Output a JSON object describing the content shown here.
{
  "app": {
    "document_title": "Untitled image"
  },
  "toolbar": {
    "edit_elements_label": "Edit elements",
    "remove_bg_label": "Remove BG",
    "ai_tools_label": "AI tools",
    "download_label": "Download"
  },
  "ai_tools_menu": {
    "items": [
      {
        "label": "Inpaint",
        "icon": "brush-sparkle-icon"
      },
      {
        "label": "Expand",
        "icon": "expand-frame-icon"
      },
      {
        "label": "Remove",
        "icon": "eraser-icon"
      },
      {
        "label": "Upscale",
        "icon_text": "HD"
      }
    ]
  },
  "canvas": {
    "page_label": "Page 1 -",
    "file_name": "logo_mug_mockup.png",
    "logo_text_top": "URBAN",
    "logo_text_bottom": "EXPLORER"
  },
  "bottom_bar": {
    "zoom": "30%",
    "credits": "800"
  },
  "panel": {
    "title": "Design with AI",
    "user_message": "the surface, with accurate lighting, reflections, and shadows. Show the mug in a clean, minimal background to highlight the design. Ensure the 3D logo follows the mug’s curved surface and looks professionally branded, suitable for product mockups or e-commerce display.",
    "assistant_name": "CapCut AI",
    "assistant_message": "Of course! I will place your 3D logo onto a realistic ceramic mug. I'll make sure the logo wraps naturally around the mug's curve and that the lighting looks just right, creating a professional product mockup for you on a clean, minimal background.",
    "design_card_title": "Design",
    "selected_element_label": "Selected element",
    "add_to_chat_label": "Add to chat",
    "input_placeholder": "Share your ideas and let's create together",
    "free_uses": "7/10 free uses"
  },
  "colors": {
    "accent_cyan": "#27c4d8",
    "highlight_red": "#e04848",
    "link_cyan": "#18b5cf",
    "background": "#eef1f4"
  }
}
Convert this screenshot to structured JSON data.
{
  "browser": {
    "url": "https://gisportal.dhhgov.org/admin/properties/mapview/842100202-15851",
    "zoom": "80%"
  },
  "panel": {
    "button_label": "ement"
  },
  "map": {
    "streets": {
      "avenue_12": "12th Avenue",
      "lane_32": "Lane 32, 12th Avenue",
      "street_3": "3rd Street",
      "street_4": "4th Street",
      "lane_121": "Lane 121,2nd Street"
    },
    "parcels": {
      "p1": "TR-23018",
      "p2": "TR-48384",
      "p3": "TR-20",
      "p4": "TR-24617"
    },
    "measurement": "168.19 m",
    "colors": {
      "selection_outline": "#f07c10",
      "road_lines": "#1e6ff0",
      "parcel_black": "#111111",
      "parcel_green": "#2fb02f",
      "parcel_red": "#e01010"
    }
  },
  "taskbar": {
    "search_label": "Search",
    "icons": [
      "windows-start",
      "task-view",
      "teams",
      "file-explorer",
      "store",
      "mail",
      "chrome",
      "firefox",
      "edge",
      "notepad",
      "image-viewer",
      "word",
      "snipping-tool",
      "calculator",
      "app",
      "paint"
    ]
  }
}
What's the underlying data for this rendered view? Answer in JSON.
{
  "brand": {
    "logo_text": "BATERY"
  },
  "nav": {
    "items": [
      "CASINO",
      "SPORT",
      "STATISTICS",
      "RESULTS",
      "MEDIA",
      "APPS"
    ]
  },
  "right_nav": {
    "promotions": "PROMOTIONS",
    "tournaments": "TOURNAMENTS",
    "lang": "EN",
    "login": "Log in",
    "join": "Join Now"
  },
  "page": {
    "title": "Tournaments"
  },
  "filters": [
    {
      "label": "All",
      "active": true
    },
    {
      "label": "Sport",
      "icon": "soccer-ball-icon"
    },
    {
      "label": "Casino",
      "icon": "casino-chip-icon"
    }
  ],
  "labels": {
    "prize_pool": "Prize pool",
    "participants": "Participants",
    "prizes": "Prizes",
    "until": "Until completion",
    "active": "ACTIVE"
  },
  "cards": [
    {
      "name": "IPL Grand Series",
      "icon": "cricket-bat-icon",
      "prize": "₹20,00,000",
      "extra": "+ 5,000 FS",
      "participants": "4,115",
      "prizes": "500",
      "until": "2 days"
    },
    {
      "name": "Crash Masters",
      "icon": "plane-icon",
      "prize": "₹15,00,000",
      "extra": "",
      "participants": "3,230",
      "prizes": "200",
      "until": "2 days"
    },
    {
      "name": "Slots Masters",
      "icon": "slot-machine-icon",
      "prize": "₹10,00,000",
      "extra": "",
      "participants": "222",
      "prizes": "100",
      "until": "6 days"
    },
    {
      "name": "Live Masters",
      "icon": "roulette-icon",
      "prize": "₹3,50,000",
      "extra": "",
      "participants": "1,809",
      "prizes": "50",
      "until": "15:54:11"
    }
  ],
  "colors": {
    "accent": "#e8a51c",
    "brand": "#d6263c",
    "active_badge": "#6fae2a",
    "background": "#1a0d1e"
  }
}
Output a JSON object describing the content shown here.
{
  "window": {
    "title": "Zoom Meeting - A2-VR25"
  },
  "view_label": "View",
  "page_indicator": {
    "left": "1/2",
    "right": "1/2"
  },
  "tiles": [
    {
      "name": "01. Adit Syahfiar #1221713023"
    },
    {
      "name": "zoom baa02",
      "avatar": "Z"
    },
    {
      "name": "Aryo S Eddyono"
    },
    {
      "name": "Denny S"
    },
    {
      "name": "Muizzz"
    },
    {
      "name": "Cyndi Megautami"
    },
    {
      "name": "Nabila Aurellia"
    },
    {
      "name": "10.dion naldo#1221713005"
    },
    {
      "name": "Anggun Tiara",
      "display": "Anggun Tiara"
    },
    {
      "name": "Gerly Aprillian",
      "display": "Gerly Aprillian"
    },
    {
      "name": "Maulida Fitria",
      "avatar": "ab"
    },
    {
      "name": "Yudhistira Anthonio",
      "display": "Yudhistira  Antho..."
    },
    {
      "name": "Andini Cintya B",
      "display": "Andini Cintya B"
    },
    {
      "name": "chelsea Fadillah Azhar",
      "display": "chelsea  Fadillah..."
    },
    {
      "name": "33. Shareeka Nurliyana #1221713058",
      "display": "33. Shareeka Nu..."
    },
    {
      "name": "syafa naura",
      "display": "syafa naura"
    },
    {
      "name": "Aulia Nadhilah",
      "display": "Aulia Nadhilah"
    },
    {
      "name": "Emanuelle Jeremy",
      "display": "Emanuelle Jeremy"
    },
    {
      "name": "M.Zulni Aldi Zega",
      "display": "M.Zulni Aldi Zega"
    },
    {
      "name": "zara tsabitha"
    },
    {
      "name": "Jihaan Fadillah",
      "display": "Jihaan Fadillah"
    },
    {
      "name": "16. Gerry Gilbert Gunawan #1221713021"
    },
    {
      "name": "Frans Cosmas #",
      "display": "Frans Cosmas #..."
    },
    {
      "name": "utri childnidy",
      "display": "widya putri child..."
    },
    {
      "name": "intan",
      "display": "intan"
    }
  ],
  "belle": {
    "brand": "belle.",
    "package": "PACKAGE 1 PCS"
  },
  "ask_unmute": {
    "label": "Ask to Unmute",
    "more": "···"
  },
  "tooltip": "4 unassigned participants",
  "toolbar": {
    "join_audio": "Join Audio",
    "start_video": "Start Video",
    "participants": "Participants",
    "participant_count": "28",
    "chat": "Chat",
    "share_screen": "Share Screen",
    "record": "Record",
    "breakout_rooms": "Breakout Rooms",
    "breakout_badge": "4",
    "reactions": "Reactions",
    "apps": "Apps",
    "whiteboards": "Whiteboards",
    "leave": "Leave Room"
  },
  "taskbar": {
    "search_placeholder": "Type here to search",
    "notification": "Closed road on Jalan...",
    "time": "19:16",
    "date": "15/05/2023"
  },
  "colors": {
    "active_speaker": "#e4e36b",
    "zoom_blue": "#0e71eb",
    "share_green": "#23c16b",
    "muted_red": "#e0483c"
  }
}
=====
● **What is required**: Write down all the entries again without a single difference.

● **Answer to the exercise**:
Output a JSON object describing the content shown here.
{
  "app": {
    "document_title": "Untitled image"
  },
  "toolbar": {
    "edit_elements_label": "Edit elements",
    "remove_bg_label": "Remove BG",
    "ai_tools_label": "AI tools",
    "download_label": "Download"
  },
  "ai_tools_menu": {
    "items": [
      {
        "label": "Inpaint",
        "icon": "brush-sparkle-icon"
      },
      {
        "label": "Expand",
        "icon": "expand-frame-icon"
      },
      {
        "label": "Remove",
        "icon": "eraser-icon"
      },
      {
        "label": "Upscale",
        "icon_text": "HD"
      }
    ]
  },
  "canvas": {
    "page_label": "Page 1 -",
    "file_name": "logo_mug_mockup.png",
    "logo_text_top": "URBAN",
    "logo_text_bottom": "EXPLORER"
  },
  "bottom_bar": {
    "zoom": "30%",
    "credits": "800"
  },
  "panel": {
    "title": "Design with AI",
    "user_message": "the surface, with accurate lighting, reflections, and shadows. Show the mug in a clean, minimal background to highlight the design. Ensure the 3D logo follows the mug’s curved surface and looks professionally branded, suitable for product mockups or e-commerce display.",
    "assistant_name": "CapCut AI",
    "assistant_message": "Of course! I will place your 3D logo onto a realistic ceramic mug. I'll make sure the logo wraps naturally around the mug's curve and that the lighting looks just right, creating a professional product mockup for you on a clean, minimal background.",
    "design_card_title": "Design",
    "selected_element_label": "Selected element",
    "add_to_chat_label": "Add to chat",
    "input_placeholder": "Share your ideas and let's create together",
    "free_uses": "7/10 free uses"
  },
  "colors": {
    "accent_cyan": "#27c4d8",
    "highlight_red": "#e04848",
    "link_cyan": "#18b5cf",
    "background": "#eef1f4"
  }
}
Convert this screenshot to structured JSON data.
{
  "browser": {
    "url": "https://gisportal.dhhgov.org/admin/properties/mapview/842100202-15851",
    "zoom": "80%"
  },
  "panel": {
    "button_label": "ement"
  },
  "map": {
    "streets": {
      "avenue_12": "12th Avenue",
      "lane_32": "Lane 32, 12th Avenue",
      "street_3": "3rd Street",
      "street_4": "4th Street",
      "lane_121": "Lane 121,2nd Street"
    },
    "parcels": {
      "p1": "TR-23018",
      "p2": "TR-48384",
      "p3": "TR-20",
      "p4": "TR-24617"
    },
    "measurement": "168.19 m",
    "colors": {
      "selection_outline": "#f07c10",
      "road_lines": "#1e6ff0",
      "parcel_black": "#111111",
      "parcel_green": "#2fb02f",
      "parcel_red": "#e01010"
    }
  },
  "taskbar": {
    "search_label": "Search",
    "icons": [
      "windows-start",
      "task-view",
      "teams",
      "file-explorer",
      "store",
      "mail",
      "chrome",
      "firefox",
      "edge",
      "notepad",
      "image-viewer",
      "word",
      "snipping-tool",
      "calculator",
      "app",
      "paint"
    ]
  }
}
What's the underlying data for this rendered view? Answer in JSON.
{
  "brand": {
    "logo_text": "BATERY"
  },
  "nav": {
    "items": [
      "CASINO",
      "SPORT",
      "STATISTICS",
      "RESULTS",
      "MEDIA",
      "APPS"
    ]
  },
  "right_nav": {
    "promotions": "PROMOTIONS",
    "tournaments": "TOURNAMENTS",
    "lang": "EN",
    "login": "Log in",
    "join": "Join Now"
  },
  "page": {
    "title": "Tournaments"
  },
  "filters": [
    {
      "label": "All",
      "active": true
    },
    {
      "label": "Sport",
      "icon": "soccer-ball-icon"
    },
    {
      "label": "Casino",
      "icon": "casino-chip-icon"
    }
  ],
  "labels": {
    "prize_pool": "Prize pool",
    "participants": "Participants",
    "prizes": "Prizes",
    "until": "Until completion",
    "active": "ACTIVE"
  },
  "cards": [
    {
      "name": "IPL Grand Series",
      "icon": "cricket-bat-icon",
      "prize": "₹20,00,000",
      "extra": "+ 5,000 FS",
      "participants": "4,115",
      "prizes": "500",
      "until": "2 days"
    },
    {
      "name": "Crash Masters",
      "icon": "plane-icon",
      "prize": "₹15,00,000",
      "extra": "",
      "participants": "3,230",
      "prizes": "200",
      "until": "2 days"
    },
    {
      "name": "Slots Masters",
      "icon": "slot-machine-icon",
      "prize": "₹10,00,000",
      "extra": "",
      "participants": "222",
      "prizes": "100",
      "until": "6 days"
    },
    {
      "name": "Live Masters",
      "icon": "roulette-icon",
      "prize": "₹3,50,000",
      "extra": "",
      "participants": "1,809",
      "prizes": "50",
      "until": "15:54:11"
    }
  ],
  "colors": {
    "accent": "#e8a51c",
    "brand": "#d6263c",
    "active_badge": "#6fae2a",
    "background": "#1a0d1e"
  }
}
Output a JSON object describing the content shown here.
{
  "window": {
    "title": "Zoom Meeting - A2-VR25"
  },
  "view_label": "View",
  "page_indicator": {
    "left": "1/2",
    "right": "1/2"
  },
  "tiles": [
    {
      "name": "01. Adit Syahfiar #1221713023"
    },
    {
      "name": "zoom baa02",
      "avatar": "Z"
    },
    {
      "name": "Aryo S Eddyono"
    },
    {
      "name": "Denny S"
    },
    {
      "name": "Muizzz"
    },
    {
      "name": "Cyndi Megautami"
    },
    {
      "name": "Nabila Aurellia"
    },
    {
      "name": "10.dion naldo#1221713005"
    },
    {
      "name": "Anggun Tiara",
      "display": "Anggun Tiara"
    },
    {
      "name": "Gerly Aprillian",
      "display": "Gerly Aprillian"
    },
    {
      "name": "Maulida Fitria",
      "avatar": "ab"
    },
    {
      "name": "Yudhistira Anthonio",
      "display": "Yudhistira  Antho..."
    },
    {
      "name": "Andini Cintya B",
      "display": "Andini Cintya B"
    },
    {
      "name": "chelsea Fadillah Azhar",
      "display": "chelsea  Fadillah..."
    },
    {
      "name": "33. Shareeka Nurliyana #1221713058",
      "display": "33. Shareeka Nu..."
    },
    {
      "name": "syafa naura",
      "display": "syafa naura"
    },
    {
      "name": "Aulia Nadhilah",
      "display": "Aulia Nadhilah"
    },
    {
      "name": "Emanuelle Jeremy",
      "display": "Emanuelle Jeremy"
    },
    {
      "name": "M.Zulni Aldi Zega",
      "display": "M.Zulni Aldi Zega"
    },
    {
      "name": "zara tsabitha"
    },
    {
      "name": "Jihaan Fadillah",
      "display": "Jihaan Fadillah"
    },
    {
      "name": "16. Gerry Gilbert Gunawan #1221713021"
    },
    {
      "name": "Frans Cosmas #",
      "display": "Frans Cosmas #..."
    },
    {
      "name": "utri childnidy",
      "display": "widya putri child..."
    },
    {
      "name": "intan",
      "display": "intan"
    }
  ],
  "belle": {
    "brand": "belle.",
    "package": "PACKAGE 1 PCS"
  },
  "ask_unmute": {
    "label": "Ask to Unmute",
    "more": "···"
  },
  "tooltip": "4 unassigned participants",
  "toolbar": {
    "join_audio": "Join Audio",
    "start_video": "Start Video",
    "participants": "Participants",
    "participant_count": "28",
    "chat": "Chat",
    "share_screen": "Share Screen",
    "record": "Record",
    "breakout_rooms": "Breakout Rooms",
    "breakout_badge": "4",
    "reactions": "Reactions",
    "apps": "Apps",
    "whiteboards": "Whiteboards",
    "leave": "Leave Room"
  },
  "taskbar": {
    "search_placeholder": "Type here to search",
    "notification": "Closed road on Jalan...",
    "time": "19:16",
    "date": "15/05/2023"
  },
  "colors": {
    "active_speaker": "#e4e36b",
    "zoom_blue": "#0e71eb",
    "share_green": "#23c16b",
    "muted_red": "#e0483c"
  }
}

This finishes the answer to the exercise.